--- EXTRACTED RECORDS ---
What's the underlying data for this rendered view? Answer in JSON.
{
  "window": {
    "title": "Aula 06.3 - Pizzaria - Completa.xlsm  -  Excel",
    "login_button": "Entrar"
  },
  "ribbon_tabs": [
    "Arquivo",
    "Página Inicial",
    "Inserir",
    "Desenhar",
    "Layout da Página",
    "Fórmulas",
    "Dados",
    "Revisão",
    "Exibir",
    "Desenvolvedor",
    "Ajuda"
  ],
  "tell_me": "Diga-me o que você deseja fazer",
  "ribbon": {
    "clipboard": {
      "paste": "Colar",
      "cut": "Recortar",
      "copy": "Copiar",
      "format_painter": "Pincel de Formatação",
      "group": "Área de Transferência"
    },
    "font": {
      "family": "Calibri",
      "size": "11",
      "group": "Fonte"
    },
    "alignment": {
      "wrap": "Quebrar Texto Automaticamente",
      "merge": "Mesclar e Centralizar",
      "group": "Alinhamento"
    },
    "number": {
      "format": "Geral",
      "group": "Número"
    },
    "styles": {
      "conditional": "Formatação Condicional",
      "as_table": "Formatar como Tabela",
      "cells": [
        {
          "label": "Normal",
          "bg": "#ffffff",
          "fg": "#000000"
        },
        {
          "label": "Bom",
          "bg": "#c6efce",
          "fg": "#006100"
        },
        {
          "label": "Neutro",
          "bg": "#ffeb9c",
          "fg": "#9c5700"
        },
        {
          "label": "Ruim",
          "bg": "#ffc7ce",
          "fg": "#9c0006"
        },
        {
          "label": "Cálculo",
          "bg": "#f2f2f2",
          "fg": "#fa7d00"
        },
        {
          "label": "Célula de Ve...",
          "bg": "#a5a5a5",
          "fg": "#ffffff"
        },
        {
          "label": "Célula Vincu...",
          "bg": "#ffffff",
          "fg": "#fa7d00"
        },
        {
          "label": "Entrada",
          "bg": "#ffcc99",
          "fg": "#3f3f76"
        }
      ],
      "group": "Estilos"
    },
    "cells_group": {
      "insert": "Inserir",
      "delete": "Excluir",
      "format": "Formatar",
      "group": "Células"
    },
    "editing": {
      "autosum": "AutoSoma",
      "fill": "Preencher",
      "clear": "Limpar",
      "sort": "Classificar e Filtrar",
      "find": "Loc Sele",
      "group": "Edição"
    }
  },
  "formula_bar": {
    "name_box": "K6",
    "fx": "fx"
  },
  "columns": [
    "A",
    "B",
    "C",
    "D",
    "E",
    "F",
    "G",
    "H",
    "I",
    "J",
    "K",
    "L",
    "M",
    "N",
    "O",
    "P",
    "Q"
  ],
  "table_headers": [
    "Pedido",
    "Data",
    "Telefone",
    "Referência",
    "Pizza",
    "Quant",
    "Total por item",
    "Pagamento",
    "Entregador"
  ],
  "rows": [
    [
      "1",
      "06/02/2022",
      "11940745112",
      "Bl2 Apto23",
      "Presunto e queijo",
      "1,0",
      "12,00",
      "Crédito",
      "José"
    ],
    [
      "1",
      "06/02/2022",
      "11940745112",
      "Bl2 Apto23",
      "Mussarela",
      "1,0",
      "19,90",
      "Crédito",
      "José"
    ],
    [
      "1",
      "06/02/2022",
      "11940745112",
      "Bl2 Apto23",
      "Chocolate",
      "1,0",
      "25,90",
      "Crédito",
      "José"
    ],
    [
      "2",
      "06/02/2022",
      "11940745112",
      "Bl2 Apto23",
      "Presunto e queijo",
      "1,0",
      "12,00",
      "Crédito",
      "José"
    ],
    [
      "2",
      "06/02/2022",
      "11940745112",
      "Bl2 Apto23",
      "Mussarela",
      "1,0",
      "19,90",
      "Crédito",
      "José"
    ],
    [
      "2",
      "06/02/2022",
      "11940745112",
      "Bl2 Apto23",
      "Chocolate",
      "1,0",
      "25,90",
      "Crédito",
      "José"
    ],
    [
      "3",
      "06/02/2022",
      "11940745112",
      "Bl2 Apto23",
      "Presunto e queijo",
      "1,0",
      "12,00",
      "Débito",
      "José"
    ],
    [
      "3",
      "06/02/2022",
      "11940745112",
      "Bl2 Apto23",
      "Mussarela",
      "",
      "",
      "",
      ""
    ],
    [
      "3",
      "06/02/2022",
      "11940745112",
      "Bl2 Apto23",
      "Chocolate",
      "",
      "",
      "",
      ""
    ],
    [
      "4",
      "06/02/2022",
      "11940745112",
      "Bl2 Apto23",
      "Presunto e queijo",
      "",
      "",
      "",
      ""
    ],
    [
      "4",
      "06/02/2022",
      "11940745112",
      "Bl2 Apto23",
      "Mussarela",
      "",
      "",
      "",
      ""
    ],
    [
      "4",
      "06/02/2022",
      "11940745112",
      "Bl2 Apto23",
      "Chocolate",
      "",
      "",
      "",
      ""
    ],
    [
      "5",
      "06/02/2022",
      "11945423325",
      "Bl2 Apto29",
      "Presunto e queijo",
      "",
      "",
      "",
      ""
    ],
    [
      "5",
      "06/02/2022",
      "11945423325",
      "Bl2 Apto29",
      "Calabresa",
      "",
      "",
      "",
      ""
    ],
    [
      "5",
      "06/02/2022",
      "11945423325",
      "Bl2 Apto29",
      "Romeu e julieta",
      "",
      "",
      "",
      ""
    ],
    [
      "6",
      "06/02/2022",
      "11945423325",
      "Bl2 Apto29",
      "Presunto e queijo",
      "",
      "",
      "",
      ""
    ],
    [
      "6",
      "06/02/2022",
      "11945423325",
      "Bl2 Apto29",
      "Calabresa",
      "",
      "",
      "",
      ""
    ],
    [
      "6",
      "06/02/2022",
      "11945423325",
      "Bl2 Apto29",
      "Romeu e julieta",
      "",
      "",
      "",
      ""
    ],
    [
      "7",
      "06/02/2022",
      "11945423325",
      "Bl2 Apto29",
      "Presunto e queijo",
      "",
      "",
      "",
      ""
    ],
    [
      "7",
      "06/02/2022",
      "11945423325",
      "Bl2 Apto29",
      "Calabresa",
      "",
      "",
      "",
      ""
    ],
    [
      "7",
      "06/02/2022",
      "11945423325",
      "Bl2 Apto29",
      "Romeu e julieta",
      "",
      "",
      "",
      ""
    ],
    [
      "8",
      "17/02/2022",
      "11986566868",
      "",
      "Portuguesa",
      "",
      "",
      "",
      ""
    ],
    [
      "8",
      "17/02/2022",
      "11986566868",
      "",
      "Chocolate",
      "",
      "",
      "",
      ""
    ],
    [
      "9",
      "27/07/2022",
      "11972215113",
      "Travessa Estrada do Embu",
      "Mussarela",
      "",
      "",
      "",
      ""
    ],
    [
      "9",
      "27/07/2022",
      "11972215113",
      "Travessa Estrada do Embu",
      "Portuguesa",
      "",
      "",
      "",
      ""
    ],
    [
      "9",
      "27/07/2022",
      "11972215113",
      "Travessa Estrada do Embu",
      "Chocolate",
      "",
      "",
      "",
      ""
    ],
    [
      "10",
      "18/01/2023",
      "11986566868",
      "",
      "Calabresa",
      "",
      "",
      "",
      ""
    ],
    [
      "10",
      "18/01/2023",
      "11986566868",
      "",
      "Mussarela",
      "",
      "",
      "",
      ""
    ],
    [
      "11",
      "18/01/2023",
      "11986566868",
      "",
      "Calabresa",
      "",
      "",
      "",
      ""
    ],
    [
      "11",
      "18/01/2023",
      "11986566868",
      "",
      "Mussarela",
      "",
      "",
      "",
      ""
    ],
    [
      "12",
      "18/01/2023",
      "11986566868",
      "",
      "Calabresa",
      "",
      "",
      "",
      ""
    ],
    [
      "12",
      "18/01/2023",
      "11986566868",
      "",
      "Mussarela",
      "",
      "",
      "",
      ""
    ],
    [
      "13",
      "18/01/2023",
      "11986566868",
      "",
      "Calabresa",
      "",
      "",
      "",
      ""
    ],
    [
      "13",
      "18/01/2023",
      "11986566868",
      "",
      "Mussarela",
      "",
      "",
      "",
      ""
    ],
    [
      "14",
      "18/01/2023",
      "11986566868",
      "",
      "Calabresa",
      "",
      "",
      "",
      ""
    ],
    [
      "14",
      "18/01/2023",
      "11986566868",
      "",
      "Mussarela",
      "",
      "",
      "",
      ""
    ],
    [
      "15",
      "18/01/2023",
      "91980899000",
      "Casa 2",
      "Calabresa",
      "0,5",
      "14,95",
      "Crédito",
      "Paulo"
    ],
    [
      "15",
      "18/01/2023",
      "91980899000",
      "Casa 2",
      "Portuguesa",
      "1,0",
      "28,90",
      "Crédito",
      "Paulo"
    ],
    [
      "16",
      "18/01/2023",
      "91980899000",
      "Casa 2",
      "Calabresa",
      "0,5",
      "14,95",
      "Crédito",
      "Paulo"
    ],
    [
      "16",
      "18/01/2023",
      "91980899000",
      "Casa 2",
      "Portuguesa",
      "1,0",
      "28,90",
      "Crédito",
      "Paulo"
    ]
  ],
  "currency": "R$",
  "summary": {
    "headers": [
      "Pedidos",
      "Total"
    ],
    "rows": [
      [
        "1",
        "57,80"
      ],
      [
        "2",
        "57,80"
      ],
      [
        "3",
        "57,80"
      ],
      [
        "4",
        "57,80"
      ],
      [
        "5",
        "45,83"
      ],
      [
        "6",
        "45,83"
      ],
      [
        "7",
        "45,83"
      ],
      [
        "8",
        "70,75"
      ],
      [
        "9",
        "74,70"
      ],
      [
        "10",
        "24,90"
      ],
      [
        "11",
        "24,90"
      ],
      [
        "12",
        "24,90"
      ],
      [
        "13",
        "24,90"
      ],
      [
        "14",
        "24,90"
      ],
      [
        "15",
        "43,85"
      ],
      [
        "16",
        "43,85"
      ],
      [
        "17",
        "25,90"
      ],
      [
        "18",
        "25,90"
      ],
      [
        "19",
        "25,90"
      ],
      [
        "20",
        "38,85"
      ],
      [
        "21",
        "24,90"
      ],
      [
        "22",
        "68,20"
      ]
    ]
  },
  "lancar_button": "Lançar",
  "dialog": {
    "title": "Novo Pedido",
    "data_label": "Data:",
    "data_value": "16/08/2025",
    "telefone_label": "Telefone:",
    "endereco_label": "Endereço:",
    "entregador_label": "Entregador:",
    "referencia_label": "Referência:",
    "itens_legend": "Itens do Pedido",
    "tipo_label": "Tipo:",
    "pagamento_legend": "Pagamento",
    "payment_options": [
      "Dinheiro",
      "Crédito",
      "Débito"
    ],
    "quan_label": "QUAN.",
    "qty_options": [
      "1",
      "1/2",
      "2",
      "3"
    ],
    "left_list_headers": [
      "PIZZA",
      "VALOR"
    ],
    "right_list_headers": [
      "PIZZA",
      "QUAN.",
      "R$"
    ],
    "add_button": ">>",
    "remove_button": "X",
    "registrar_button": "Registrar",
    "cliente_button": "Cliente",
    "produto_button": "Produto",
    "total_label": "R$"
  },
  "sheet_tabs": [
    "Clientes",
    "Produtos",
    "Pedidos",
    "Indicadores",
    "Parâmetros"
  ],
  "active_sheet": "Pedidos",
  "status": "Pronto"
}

--- EXERCISE OBJECTIVE ---
Where a line above includes "title", copy that line.

--- ANSWER TO THE EXERCISE ---
    "title": "Aula 06.3 - Pizzaria - Completa.xlsm  -  Excel",
    "title": "Novo Pedido",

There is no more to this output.